### GOAL
Wherever "guaganteng" appears in a line, copy that line.

### EXTRACTED RECORDS

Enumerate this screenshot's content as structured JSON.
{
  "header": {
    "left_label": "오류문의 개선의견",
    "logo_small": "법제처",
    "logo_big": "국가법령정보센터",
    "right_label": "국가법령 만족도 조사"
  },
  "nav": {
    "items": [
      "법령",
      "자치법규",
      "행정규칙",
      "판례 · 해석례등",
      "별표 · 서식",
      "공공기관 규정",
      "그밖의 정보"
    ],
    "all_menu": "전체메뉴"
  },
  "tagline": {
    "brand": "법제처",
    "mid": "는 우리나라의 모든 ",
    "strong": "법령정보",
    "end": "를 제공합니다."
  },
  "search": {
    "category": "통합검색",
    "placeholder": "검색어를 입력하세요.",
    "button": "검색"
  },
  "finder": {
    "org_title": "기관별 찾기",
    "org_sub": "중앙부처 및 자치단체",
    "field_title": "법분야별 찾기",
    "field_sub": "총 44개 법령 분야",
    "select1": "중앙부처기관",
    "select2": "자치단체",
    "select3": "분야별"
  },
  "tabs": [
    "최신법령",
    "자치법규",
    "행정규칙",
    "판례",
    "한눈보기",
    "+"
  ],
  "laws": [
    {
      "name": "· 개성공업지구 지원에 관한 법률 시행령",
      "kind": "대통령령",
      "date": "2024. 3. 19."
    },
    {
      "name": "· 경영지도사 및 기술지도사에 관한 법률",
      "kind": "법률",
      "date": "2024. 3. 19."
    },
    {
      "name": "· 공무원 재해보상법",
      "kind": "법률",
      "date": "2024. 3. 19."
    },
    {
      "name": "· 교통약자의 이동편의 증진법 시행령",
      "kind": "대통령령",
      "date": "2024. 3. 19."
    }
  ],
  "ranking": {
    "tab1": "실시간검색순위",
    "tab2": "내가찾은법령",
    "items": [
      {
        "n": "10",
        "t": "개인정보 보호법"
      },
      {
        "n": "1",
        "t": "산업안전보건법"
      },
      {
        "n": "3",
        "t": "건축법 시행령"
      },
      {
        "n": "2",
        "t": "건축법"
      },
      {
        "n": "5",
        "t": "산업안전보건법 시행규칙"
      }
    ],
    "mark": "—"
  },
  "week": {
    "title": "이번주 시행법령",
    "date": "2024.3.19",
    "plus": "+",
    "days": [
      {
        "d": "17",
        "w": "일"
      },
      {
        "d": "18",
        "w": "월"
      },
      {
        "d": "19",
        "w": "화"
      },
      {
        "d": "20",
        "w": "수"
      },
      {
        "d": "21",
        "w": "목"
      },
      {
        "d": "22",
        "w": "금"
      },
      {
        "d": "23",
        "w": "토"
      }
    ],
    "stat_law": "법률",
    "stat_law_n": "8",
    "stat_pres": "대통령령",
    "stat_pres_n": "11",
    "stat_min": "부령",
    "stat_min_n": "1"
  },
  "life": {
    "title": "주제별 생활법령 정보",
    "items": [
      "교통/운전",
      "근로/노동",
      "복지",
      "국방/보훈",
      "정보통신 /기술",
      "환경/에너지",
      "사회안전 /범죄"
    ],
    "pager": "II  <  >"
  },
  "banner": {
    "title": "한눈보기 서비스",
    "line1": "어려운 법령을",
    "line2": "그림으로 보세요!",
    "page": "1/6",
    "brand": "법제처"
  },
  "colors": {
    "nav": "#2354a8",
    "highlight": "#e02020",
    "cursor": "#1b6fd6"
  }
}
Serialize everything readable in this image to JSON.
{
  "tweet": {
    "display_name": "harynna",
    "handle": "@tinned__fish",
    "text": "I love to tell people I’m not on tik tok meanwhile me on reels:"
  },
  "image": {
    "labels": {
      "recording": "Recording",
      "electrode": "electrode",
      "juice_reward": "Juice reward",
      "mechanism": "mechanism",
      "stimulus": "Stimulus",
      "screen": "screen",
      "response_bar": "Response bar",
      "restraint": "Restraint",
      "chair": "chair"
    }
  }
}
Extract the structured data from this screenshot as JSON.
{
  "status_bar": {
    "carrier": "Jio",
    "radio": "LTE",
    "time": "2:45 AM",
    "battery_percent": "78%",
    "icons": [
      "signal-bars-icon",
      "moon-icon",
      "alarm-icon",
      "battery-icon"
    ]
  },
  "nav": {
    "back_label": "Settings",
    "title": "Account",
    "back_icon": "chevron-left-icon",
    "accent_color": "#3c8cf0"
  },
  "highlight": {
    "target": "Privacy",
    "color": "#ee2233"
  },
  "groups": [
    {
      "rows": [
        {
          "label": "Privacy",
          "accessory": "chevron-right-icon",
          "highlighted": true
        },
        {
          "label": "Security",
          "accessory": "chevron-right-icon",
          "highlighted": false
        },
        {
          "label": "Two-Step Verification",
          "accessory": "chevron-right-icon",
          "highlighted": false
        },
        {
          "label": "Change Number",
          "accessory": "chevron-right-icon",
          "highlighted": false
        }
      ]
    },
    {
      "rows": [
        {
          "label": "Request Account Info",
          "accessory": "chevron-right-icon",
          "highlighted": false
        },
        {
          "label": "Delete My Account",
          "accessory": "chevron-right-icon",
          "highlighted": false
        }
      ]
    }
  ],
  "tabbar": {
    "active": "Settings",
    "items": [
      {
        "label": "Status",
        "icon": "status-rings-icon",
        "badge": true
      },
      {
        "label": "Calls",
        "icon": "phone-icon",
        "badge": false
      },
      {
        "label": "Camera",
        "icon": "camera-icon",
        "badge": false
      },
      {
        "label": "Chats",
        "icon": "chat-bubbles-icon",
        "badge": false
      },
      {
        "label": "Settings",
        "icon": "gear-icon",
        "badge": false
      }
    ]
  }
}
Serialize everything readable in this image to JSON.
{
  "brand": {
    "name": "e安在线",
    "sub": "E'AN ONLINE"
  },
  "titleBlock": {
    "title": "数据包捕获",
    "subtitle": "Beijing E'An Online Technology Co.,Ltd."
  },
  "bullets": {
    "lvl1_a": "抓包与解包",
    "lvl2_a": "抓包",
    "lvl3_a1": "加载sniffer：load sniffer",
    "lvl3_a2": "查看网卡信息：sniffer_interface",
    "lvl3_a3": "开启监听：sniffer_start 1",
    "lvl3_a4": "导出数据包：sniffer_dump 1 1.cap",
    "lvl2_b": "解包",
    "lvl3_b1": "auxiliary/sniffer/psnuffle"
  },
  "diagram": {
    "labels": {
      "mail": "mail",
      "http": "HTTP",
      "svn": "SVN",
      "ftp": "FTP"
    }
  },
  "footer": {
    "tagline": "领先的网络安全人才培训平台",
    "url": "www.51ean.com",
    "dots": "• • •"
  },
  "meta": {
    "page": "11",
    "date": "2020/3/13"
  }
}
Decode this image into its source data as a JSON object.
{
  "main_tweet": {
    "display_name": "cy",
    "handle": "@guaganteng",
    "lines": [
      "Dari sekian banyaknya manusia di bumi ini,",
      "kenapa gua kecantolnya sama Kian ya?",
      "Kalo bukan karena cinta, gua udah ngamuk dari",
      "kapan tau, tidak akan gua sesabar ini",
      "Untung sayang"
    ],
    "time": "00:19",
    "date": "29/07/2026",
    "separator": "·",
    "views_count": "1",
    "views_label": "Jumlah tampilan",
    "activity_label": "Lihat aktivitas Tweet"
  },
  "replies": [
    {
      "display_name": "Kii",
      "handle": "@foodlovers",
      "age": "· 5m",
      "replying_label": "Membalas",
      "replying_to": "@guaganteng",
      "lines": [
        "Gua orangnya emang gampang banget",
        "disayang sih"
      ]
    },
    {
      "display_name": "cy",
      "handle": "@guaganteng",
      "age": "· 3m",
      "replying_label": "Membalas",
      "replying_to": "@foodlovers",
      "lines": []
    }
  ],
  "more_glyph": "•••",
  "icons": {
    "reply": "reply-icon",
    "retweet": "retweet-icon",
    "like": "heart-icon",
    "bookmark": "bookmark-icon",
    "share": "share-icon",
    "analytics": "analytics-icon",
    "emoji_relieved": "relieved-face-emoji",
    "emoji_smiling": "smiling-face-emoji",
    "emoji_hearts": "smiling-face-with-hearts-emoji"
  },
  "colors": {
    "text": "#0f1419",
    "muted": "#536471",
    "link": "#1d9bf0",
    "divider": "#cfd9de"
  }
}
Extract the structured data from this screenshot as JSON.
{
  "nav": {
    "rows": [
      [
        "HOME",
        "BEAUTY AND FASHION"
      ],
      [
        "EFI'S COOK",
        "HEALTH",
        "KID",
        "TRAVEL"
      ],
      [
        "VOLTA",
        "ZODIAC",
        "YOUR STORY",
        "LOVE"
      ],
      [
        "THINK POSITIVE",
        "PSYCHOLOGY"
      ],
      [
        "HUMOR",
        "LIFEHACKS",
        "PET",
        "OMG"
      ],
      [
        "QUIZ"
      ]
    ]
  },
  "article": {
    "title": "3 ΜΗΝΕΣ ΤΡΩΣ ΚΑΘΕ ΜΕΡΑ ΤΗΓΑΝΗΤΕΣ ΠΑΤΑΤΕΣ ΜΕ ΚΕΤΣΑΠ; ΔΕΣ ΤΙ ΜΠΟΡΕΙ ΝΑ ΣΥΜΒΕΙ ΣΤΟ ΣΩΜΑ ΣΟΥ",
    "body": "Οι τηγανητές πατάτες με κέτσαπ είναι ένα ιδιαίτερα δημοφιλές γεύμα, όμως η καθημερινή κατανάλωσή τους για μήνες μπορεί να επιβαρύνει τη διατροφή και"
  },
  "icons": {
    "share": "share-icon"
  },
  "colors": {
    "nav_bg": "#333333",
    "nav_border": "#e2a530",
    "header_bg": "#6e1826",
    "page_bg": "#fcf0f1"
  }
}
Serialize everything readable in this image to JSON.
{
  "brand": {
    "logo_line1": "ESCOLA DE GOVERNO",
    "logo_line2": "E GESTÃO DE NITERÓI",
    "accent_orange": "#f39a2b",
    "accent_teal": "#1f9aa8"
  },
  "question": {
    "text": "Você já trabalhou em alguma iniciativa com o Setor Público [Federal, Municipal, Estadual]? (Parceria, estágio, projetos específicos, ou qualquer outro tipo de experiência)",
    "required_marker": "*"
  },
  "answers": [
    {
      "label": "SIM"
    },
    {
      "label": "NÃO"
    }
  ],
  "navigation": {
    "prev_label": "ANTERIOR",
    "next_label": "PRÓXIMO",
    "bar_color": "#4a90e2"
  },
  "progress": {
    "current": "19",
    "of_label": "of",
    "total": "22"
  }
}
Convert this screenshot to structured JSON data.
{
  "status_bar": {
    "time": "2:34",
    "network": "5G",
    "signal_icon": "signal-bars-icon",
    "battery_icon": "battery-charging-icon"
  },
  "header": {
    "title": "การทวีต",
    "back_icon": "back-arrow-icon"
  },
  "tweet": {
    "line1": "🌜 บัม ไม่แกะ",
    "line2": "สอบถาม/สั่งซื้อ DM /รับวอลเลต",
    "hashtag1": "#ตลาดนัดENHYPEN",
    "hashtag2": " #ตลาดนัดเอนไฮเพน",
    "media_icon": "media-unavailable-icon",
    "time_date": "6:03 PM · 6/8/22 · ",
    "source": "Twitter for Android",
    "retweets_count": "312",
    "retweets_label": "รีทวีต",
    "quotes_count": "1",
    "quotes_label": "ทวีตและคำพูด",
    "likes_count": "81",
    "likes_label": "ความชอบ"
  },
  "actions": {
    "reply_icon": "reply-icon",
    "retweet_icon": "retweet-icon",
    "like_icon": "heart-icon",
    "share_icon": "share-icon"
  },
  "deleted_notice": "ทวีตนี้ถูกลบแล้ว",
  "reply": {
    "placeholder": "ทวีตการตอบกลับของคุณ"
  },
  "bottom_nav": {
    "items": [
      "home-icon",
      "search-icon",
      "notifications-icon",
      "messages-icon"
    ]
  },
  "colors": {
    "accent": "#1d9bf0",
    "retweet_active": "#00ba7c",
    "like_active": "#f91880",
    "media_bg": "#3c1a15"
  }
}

### SOLUTION
    "handle": "@guaganteng",
      "replying_to": "@guaganteng",
      "handle": "@guaganteng",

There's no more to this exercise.